• **Exercise requirements**: Pick out the lines below with "özüdür" and list them.

>> begin Data for processing

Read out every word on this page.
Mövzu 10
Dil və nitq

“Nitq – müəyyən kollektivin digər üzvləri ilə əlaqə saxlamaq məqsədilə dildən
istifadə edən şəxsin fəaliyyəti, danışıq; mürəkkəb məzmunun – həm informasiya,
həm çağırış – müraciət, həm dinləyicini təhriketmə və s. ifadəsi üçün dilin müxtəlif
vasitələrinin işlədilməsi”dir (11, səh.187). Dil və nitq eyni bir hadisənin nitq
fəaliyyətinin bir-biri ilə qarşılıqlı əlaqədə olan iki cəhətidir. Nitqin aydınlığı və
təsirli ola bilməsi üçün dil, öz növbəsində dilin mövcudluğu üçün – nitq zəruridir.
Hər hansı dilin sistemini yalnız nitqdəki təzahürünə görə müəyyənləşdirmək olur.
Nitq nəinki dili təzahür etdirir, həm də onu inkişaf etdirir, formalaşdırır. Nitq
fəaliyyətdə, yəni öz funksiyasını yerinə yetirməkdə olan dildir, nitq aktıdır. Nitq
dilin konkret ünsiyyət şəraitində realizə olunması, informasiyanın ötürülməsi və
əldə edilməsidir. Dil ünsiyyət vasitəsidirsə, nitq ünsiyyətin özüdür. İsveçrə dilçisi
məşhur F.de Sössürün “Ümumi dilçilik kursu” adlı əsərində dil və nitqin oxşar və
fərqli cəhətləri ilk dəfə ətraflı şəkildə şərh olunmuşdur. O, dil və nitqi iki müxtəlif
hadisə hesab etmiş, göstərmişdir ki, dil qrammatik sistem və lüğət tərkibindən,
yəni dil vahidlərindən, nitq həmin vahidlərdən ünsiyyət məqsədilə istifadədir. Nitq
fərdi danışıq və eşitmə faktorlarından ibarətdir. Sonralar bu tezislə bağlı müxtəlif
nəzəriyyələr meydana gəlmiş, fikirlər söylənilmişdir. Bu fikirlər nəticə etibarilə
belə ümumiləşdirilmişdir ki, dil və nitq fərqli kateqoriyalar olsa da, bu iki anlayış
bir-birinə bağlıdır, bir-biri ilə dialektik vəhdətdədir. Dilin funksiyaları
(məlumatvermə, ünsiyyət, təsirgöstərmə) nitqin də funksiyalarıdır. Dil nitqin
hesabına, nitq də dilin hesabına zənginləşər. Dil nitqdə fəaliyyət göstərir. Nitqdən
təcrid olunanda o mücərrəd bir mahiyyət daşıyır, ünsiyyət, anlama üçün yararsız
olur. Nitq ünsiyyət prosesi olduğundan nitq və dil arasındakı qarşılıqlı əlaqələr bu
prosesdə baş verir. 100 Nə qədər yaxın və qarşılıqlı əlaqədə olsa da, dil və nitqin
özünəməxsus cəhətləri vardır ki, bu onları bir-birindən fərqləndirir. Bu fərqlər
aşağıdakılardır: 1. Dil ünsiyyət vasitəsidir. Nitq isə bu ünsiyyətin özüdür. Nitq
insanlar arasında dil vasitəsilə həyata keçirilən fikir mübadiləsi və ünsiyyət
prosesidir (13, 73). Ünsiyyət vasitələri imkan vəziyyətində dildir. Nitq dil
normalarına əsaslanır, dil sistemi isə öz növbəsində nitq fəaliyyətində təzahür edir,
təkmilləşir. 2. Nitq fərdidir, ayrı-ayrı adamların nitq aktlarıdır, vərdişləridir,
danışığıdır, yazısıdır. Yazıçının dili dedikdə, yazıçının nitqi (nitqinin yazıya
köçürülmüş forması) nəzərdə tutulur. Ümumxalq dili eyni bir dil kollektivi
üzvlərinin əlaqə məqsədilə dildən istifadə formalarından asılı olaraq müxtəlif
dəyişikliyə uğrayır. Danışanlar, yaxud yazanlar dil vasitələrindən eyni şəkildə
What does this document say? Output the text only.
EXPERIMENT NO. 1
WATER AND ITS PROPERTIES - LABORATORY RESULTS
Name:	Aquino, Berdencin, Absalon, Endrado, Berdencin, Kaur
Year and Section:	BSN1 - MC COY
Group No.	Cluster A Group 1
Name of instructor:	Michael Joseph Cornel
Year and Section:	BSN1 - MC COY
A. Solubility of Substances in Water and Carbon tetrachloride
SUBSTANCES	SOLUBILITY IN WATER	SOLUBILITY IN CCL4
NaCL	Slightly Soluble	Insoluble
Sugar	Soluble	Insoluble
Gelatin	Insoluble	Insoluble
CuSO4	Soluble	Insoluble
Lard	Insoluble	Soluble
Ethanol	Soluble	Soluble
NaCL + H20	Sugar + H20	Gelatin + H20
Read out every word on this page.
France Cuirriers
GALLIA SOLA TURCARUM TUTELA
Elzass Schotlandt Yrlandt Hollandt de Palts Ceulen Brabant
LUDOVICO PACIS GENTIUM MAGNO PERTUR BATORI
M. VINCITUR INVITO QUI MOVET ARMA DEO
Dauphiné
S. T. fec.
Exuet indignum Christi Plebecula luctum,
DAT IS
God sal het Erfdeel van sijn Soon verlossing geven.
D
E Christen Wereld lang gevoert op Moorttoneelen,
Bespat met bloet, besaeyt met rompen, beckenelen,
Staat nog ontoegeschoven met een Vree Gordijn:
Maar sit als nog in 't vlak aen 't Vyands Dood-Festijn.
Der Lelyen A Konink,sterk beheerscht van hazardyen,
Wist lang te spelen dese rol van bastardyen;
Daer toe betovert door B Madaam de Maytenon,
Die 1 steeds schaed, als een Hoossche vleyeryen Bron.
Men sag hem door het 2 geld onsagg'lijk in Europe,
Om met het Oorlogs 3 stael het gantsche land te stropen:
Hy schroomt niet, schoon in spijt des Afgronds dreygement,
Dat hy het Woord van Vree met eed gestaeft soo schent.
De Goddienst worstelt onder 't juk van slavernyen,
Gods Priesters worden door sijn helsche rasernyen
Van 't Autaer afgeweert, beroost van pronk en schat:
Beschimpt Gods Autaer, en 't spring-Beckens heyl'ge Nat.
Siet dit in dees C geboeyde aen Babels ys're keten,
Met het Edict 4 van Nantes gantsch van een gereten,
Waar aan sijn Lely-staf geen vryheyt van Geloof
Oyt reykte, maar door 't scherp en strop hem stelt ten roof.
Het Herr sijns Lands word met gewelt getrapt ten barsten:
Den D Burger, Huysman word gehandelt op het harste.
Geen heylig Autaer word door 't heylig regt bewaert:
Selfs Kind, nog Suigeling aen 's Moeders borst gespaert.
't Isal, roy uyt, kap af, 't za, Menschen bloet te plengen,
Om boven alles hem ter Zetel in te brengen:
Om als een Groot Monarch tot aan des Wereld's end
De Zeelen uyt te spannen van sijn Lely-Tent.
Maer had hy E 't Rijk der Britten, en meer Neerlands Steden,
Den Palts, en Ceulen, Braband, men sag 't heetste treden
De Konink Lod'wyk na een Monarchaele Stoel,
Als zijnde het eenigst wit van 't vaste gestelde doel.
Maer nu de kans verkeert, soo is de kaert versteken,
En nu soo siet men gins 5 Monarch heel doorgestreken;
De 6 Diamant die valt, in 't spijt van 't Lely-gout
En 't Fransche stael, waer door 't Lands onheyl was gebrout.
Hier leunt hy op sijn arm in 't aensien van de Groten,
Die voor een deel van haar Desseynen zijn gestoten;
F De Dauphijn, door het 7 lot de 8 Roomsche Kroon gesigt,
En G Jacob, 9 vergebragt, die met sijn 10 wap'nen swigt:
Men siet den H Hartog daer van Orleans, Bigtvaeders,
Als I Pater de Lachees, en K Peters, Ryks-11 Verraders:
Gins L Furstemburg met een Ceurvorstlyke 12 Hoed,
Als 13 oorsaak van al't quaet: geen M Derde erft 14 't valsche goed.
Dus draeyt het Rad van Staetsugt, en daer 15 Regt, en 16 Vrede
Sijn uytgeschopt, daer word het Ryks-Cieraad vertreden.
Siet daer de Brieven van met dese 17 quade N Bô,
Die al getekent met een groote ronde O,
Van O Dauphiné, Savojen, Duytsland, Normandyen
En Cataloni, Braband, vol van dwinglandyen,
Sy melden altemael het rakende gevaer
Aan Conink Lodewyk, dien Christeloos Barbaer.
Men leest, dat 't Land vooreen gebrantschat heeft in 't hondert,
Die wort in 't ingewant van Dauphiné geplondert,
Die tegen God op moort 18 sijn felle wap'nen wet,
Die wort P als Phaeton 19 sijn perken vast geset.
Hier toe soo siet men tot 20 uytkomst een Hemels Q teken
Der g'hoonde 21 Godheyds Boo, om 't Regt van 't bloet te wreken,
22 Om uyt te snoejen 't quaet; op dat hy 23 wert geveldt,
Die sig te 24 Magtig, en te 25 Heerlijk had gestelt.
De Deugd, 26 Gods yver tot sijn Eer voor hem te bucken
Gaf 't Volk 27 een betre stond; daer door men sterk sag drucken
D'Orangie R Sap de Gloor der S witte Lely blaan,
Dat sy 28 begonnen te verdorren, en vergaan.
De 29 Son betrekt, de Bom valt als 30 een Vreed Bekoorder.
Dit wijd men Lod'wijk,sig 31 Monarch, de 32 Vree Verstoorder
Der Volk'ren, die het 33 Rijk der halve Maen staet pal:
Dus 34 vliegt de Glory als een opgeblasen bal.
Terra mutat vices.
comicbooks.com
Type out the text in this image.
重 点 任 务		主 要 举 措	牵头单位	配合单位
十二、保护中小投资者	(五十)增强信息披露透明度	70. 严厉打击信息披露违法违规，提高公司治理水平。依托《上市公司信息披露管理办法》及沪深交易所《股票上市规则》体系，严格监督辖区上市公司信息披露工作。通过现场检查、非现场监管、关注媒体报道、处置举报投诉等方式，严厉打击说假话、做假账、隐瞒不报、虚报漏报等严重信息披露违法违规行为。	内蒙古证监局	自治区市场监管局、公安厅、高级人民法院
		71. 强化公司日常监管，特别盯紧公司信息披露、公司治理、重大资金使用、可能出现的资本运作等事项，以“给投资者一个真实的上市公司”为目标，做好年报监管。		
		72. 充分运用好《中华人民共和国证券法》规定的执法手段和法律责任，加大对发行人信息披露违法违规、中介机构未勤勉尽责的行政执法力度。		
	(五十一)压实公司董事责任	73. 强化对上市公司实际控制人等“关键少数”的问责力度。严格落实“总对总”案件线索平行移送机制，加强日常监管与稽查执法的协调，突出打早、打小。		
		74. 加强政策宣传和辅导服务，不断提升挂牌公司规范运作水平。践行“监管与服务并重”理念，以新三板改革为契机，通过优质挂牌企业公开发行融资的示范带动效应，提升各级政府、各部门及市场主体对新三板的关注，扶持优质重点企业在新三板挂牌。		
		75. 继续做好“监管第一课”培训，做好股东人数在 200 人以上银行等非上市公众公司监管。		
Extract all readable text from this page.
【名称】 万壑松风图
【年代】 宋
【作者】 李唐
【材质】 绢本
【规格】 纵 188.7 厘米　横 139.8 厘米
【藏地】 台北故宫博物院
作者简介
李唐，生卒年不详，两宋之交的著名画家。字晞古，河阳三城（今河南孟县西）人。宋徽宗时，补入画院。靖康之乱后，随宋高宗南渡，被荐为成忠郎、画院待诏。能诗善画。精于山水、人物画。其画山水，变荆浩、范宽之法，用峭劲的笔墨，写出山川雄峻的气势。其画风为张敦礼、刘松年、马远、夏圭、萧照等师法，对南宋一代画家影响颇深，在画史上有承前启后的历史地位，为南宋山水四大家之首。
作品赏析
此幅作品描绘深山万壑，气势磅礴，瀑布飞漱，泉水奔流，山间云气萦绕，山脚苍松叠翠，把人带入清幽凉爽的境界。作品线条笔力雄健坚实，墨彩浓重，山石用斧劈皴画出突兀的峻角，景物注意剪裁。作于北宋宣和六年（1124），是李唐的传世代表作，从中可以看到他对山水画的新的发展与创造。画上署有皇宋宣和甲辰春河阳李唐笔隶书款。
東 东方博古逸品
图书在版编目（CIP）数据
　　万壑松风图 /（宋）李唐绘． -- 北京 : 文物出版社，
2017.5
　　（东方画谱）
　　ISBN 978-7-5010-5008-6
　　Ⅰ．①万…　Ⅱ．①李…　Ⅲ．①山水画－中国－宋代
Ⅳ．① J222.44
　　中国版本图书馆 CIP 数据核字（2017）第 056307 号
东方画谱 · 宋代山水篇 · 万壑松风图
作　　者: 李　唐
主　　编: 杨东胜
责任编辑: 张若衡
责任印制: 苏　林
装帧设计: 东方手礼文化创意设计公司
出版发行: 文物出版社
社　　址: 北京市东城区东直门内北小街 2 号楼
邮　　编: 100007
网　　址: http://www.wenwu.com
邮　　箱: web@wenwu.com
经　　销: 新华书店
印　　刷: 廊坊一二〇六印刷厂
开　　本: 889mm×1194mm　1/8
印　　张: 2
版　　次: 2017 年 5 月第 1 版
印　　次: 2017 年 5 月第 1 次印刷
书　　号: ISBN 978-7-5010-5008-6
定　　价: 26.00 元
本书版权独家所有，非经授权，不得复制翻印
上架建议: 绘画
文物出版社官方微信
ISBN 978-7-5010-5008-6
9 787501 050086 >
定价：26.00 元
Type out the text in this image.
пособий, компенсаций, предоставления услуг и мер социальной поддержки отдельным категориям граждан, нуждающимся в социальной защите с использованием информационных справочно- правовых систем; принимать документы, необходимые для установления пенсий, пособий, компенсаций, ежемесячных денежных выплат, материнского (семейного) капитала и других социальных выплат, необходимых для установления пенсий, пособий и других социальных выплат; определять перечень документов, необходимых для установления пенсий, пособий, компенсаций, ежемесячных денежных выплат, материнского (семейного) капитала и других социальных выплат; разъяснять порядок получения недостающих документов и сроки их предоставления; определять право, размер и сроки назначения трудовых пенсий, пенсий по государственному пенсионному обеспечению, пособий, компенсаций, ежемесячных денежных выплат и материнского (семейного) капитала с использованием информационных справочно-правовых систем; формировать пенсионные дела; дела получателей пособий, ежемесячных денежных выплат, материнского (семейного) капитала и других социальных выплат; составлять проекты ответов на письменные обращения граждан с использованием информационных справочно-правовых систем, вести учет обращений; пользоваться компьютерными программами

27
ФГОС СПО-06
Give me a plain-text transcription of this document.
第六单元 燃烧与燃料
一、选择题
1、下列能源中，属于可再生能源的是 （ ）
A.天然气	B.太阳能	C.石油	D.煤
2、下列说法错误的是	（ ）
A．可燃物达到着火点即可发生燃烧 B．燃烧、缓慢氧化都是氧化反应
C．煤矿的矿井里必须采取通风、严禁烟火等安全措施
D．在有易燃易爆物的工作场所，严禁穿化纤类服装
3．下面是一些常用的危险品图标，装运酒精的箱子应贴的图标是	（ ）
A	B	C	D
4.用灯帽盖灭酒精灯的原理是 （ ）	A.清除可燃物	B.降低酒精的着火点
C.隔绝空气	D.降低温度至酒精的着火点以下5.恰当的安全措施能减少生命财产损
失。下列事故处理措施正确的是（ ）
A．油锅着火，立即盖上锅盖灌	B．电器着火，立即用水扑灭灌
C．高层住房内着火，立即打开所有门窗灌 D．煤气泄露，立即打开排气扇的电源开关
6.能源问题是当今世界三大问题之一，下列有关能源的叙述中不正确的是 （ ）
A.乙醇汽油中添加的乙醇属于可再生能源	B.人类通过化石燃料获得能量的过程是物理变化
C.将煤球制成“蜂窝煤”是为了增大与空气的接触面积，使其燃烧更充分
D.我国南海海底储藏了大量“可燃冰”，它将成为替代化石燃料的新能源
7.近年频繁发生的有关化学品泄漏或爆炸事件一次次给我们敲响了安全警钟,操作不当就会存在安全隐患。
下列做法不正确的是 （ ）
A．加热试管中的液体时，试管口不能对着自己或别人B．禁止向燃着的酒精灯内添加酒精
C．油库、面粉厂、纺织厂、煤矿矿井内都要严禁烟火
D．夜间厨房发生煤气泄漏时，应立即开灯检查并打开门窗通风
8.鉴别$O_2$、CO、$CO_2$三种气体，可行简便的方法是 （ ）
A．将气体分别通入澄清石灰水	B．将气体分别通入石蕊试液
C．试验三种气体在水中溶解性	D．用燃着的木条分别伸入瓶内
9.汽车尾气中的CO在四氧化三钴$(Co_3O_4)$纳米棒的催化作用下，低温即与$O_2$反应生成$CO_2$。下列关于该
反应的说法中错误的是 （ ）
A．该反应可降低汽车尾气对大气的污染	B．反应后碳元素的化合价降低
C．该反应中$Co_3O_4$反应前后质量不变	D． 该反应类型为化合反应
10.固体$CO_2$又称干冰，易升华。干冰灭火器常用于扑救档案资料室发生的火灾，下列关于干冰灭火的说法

>> end Data for processing

• **Answer to this exercise**:
əldə edilməsidir. Dil ünsiyyət vasitəsidirsə, nitq ünsiyyətin özüdür. İsveçrə dilçisi
aşağıdakılardır: 1. Dil ünsiyyət vasitəsidir. Nitq isə bu ünsiyyətin özüdür. Nitq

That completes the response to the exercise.